Goal → Give the number of lines holding the string "Kilde" and nothing more.
# Entries supplied start
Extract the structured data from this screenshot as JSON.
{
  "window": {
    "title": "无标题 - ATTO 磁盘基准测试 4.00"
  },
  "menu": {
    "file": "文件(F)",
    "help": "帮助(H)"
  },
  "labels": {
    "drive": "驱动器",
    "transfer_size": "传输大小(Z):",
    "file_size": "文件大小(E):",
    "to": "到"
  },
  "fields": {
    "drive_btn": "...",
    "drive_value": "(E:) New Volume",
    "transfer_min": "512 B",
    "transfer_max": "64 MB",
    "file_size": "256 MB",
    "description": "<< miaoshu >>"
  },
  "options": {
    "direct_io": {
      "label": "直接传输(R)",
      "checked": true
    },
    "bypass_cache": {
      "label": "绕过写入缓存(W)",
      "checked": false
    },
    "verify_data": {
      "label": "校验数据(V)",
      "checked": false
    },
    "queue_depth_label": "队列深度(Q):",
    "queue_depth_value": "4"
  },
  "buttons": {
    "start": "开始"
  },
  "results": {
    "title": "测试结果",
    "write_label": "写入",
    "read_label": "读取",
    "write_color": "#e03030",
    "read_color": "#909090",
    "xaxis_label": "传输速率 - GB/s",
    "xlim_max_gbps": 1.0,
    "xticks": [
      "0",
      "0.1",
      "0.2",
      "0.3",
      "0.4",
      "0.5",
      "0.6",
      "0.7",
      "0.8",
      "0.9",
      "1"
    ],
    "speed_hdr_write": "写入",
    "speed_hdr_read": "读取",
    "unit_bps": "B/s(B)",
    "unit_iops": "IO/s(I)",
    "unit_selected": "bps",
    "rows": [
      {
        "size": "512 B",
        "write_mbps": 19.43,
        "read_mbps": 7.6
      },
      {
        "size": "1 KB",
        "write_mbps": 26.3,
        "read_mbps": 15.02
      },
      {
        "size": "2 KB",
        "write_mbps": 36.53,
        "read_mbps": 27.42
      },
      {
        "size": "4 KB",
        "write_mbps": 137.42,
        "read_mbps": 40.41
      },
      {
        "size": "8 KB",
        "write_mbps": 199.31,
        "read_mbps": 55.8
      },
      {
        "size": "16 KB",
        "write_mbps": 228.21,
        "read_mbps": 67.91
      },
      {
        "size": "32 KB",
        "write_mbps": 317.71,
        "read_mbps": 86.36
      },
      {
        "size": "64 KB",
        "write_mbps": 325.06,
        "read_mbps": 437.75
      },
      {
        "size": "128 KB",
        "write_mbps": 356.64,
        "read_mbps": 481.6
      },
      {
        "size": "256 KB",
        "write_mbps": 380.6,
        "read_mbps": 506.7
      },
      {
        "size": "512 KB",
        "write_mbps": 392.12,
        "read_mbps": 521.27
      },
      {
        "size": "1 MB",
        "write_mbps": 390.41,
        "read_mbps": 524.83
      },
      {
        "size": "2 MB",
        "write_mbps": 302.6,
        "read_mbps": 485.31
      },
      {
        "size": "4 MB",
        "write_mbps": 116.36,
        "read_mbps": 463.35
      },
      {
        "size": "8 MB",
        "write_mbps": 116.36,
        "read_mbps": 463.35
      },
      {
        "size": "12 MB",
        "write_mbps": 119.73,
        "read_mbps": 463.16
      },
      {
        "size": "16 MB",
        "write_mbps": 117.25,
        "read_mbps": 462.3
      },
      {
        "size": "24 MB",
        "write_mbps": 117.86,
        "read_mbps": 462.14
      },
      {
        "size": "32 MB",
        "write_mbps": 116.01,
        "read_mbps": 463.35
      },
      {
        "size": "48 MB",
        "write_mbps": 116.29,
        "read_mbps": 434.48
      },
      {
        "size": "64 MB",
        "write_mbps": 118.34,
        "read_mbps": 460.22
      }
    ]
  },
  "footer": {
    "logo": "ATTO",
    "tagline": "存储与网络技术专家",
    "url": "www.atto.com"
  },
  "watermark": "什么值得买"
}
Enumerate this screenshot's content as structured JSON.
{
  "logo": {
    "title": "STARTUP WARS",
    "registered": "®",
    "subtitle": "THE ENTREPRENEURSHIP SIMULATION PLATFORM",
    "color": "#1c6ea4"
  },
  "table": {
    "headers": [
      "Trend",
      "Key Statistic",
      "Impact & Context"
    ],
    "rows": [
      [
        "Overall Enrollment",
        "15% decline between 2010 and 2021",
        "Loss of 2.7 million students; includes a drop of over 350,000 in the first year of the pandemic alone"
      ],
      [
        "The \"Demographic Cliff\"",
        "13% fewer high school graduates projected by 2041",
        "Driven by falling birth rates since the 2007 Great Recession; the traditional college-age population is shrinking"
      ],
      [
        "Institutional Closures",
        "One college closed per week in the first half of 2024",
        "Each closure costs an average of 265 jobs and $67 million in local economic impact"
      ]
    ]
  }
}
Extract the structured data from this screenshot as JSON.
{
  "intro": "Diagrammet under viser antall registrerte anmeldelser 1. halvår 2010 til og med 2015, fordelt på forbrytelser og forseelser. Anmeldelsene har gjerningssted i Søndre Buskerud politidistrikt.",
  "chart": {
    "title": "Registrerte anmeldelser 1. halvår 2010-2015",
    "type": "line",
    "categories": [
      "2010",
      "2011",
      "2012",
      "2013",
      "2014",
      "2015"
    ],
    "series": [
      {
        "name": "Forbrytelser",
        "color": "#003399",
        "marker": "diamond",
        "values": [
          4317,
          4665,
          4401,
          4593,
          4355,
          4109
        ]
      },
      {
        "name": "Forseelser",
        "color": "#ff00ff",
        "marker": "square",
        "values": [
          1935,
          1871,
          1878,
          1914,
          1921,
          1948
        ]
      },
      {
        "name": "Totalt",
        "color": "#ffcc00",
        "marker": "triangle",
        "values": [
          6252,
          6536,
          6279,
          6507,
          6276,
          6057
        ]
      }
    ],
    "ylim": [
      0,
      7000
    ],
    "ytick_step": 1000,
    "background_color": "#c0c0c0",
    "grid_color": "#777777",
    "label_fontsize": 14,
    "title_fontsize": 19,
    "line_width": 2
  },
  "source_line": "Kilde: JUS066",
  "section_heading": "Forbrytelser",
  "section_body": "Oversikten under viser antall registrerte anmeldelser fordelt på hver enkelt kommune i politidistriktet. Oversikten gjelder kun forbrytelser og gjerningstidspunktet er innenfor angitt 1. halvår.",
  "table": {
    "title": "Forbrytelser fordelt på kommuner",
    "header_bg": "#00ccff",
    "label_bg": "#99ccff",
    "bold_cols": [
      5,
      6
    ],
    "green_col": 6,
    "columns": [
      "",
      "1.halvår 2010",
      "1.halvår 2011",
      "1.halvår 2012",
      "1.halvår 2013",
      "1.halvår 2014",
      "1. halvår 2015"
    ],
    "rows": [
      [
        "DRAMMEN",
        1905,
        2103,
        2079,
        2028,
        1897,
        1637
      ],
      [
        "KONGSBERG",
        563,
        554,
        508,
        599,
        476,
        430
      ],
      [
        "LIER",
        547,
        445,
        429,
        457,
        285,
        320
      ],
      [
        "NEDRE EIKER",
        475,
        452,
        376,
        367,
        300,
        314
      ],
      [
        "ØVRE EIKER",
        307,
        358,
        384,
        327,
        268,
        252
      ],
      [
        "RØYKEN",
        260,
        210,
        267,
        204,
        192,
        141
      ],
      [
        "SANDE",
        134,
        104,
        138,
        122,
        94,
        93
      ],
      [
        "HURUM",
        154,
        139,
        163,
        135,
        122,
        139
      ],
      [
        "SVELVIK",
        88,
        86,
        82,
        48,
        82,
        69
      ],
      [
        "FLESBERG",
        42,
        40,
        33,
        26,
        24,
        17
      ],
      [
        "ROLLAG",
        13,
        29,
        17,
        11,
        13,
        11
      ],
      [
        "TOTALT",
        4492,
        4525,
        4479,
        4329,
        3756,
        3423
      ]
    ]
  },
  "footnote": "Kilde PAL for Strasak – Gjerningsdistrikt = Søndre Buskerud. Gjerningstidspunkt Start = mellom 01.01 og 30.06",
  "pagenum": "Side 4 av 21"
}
# Entries supplied end
The output → 2